_Directives_
A) In the essay on Hoboken reform politics, which two recent mayors does the author say were jailed for corruption?
B) Write the next part of the essay on Hoboken reform politics, starting after its last sentence.

Wednesday, October 22, 2014

The Evolution of Reform: The Next Wave

by Gregory Bond
Public School No. 6 at Willow and 11th Streets c. 1907- 1914 (credit: Hoboken Historical Museum)

As someone who's assisted reform slates in every school board and city election since 2009, I've occasionally thought about a future where we'd get past the stark "good versus evil" state of Hoboken politics to arrive at a more nuanced, normal state of political affairs. When I describe Hoboken's bloody knuckle political scene to friends from the Jersey suburbs, they're amazed. They're amazed that millions of dollars were pillaged from the public schools, that the current mayor's private emails were wiretapped, that a sitting councilman agreed to accept a bribe from an FBI informant, that two of our recent mayors (Russo and Cammarano) were jailed for corruption, and that's just a small sample off the top of my head.

_Excerpted records_
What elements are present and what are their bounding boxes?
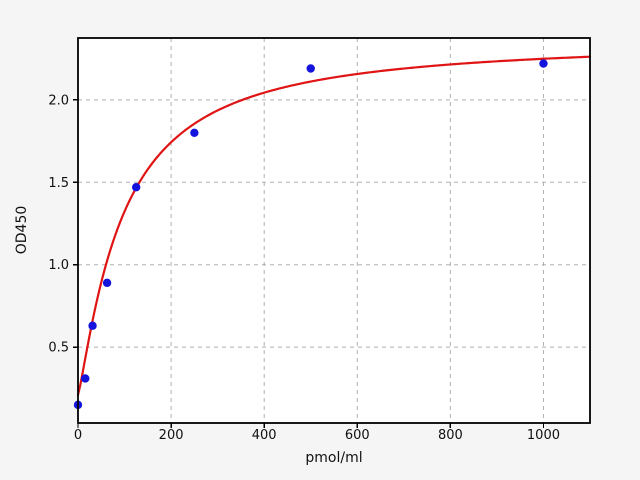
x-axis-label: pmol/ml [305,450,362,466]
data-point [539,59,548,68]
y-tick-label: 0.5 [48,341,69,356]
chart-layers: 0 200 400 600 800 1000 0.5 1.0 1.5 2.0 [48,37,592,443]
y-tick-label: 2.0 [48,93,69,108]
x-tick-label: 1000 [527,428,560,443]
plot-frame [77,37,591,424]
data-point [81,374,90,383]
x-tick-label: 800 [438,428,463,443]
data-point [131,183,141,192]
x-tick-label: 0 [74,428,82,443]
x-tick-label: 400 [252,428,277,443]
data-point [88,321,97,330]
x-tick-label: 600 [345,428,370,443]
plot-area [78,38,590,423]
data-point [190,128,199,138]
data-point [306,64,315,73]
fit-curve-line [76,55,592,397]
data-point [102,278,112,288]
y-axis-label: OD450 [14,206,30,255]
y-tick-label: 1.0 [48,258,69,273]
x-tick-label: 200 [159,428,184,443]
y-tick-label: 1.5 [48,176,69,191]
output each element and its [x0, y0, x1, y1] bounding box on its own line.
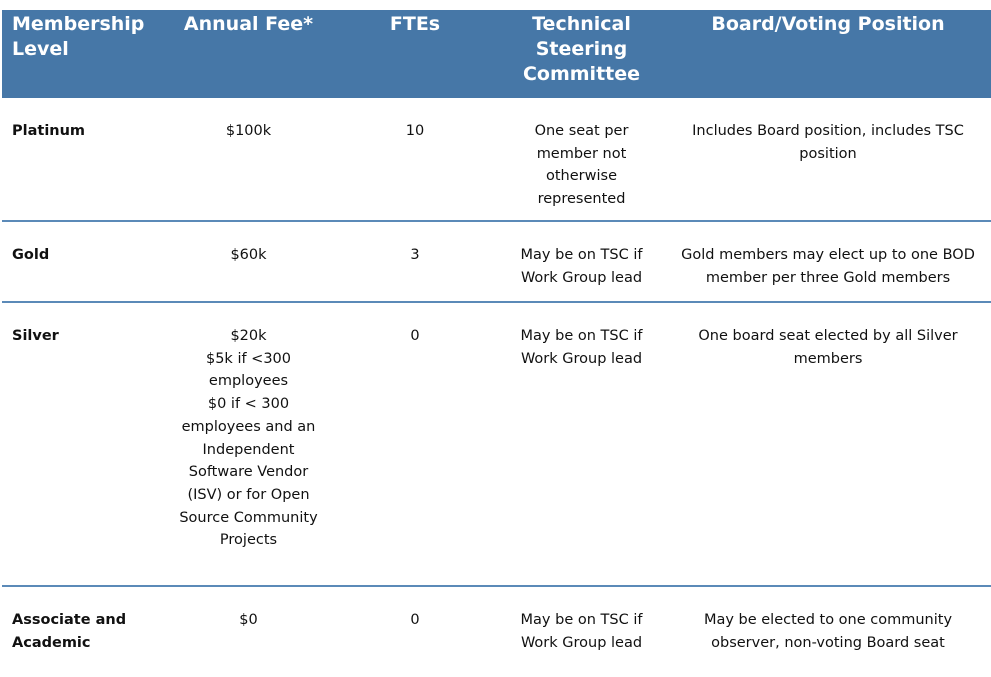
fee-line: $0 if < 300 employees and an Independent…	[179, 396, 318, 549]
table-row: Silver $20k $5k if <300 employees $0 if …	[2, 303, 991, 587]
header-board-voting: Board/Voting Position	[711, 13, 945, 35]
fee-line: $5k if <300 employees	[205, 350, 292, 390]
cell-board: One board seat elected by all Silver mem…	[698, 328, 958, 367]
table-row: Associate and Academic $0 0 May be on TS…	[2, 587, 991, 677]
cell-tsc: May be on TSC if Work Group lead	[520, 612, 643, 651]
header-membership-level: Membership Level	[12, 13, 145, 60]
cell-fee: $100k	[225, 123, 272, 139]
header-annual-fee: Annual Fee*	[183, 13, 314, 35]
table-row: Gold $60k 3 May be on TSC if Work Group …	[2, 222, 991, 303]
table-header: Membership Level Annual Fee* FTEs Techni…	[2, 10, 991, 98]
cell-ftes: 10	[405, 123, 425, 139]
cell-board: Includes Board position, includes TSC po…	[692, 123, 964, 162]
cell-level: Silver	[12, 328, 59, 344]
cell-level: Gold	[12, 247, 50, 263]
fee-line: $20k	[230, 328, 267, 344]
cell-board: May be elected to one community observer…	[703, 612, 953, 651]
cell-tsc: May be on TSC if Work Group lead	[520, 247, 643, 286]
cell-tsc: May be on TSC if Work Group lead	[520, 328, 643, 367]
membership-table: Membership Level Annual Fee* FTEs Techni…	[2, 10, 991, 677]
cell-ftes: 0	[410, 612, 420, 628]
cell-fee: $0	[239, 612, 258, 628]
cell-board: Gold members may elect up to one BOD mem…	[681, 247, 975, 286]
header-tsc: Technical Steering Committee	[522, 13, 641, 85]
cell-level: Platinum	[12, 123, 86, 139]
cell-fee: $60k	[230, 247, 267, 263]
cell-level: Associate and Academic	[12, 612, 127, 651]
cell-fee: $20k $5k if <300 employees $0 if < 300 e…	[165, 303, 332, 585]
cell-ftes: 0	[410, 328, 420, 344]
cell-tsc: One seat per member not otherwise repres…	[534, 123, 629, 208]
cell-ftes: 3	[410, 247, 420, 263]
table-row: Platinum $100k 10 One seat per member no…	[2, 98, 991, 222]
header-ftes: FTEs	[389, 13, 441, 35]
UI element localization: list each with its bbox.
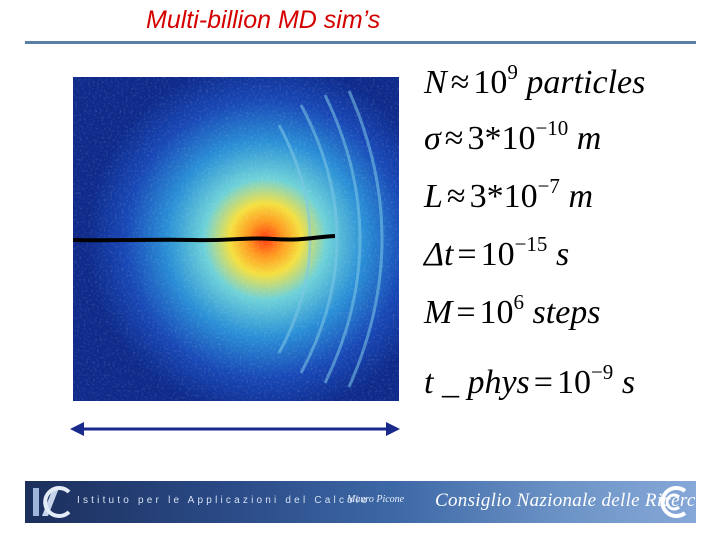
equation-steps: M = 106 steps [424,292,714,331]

_Answers per task_
A) Russo and Cammarano.

B)
The Long Path to Reform

But you see, this corrupt state of affairs has a very long history in Hudson County, as recounted in the excellent books Five-Finger Discount and Killing the Poormaster. Until recently it was understood that whoever won a majority would loot the taxpayers to reward friends, family and business partners. And this is how Hoboken operated until 2009 when a majority of reformers were elected to the Public School Board, and a reform mayor was elected to City Hall.  At the city level, the path to reform has been rocky. Since 2009, Mayor Zimmer has only had majority support in City Council for two years: between November 2009 and November 2010 when Michael Lenz served as interim Fourth Ward Councilman, and since November 2013 when James Doyle was elected Councilman-at-Large. In contrast, the Kids First reform slate have maintained a majority on the Hoboken School Board since 2009 and not surprisingly, they have accomplished a lot. So much so, that I think we may be on the cusp of a long-awaited change in Hoboken's political climate.

How Corruption Survives

As I've written about elsewhere, Hoboken started to actively encourage gentrification in the mid-80s aiming to refill nearly empty coffers. On the one hand, there was resentment directed towards the "newcomers" that came to occupy the new developments. On the other hand, the money started flowing again. Moreover, the newcomers were, generally-speaking, politically ignorant.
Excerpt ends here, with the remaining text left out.